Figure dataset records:
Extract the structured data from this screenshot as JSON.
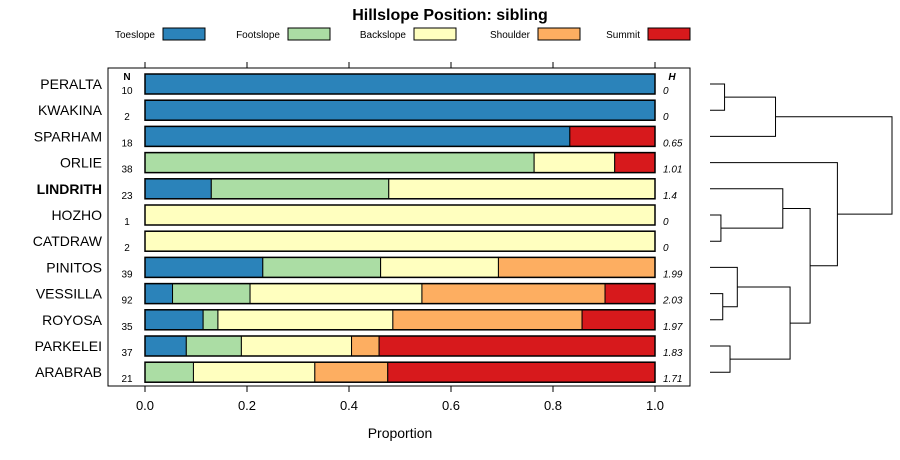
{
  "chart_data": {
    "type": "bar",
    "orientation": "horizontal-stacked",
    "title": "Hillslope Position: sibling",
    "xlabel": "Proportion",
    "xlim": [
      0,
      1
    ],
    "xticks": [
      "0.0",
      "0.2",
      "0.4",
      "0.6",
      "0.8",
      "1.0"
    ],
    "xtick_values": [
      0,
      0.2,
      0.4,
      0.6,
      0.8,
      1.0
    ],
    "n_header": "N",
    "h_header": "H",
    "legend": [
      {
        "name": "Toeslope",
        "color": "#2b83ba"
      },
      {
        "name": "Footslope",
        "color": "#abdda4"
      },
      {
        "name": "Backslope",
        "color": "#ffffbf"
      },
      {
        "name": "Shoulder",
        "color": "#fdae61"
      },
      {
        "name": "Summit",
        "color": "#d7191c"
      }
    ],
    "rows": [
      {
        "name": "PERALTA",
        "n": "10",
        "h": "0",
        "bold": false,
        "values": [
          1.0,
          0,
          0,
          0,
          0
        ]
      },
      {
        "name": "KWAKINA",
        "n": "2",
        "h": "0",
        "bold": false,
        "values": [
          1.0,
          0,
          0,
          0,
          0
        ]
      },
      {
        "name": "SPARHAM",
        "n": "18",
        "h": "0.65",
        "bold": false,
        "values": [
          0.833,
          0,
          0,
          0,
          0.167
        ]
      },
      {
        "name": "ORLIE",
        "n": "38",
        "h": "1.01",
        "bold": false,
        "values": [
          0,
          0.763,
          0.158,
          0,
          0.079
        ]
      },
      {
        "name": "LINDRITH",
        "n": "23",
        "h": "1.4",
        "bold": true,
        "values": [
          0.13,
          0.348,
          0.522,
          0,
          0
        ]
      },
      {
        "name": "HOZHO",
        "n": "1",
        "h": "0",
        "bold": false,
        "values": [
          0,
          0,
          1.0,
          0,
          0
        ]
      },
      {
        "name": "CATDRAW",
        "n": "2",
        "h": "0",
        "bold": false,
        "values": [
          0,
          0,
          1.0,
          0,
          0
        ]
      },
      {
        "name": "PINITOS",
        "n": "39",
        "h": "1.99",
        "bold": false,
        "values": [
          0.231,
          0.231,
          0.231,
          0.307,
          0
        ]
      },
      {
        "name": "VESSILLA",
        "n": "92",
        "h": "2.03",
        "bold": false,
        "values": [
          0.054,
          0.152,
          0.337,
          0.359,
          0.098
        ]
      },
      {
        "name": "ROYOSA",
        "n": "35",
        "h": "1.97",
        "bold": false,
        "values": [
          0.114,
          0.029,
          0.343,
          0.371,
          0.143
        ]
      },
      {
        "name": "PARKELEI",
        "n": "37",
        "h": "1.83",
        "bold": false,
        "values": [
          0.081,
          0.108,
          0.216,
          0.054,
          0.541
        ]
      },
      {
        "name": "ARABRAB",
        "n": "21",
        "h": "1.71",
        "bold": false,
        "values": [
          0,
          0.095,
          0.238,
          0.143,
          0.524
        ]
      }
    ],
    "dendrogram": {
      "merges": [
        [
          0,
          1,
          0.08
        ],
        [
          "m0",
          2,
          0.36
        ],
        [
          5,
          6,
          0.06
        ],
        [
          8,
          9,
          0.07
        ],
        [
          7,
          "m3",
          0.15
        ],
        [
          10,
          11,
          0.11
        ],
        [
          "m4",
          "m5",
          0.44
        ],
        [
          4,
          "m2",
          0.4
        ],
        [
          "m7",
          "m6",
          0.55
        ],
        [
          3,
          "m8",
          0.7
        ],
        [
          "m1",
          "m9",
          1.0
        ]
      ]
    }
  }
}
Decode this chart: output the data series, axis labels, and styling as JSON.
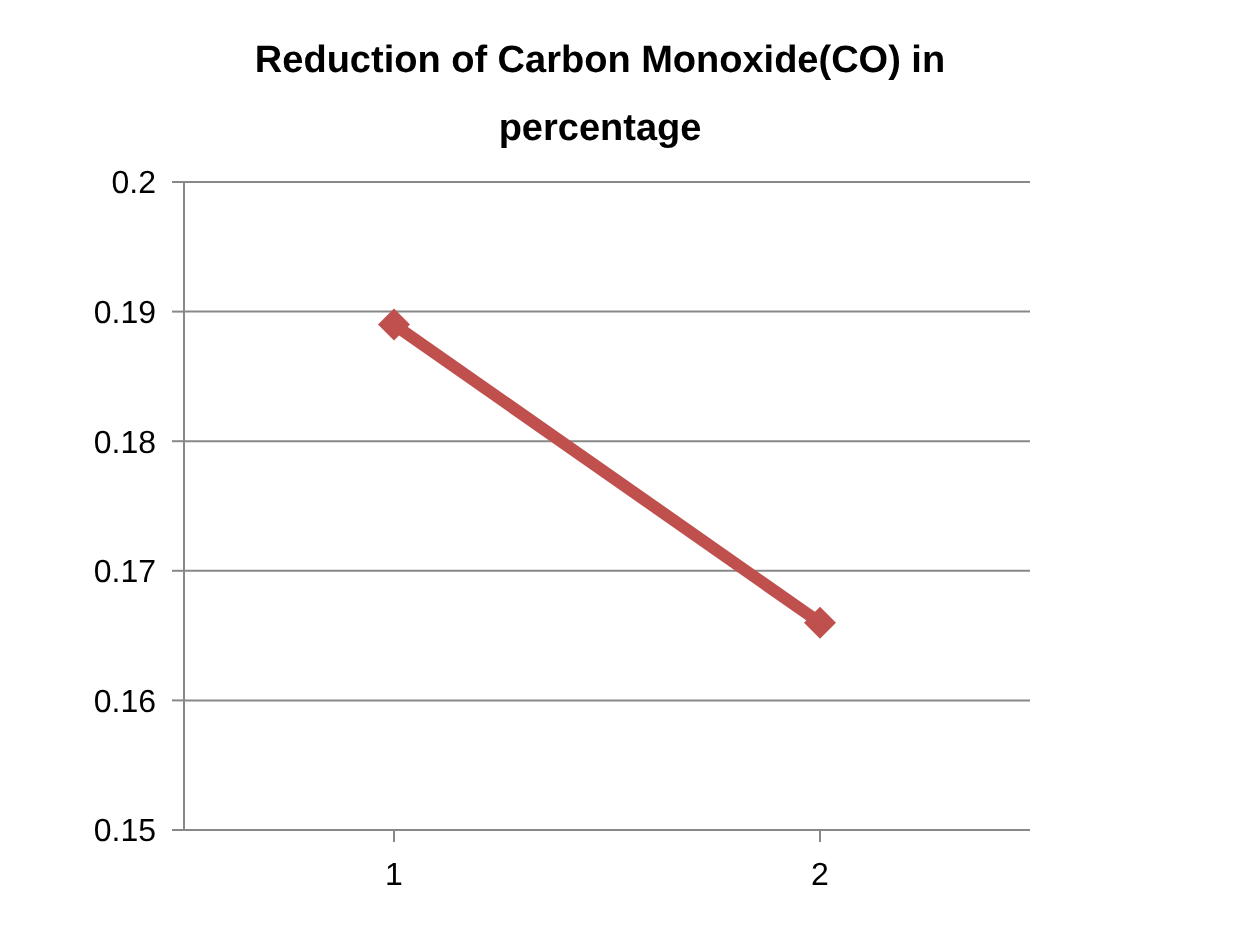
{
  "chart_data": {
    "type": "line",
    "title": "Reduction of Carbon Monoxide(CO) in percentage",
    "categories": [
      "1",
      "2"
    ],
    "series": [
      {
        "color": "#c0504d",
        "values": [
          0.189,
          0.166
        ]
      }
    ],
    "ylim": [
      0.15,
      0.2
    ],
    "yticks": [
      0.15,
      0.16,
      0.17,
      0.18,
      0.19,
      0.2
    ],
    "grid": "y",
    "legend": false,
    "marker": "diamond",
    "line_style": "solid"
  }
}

What is being asked: Collect from the data above every line that includes "series".

Answer to the exercise:
Decode this chart: output the data series, axis labels, and styling as JSON.
    "series": [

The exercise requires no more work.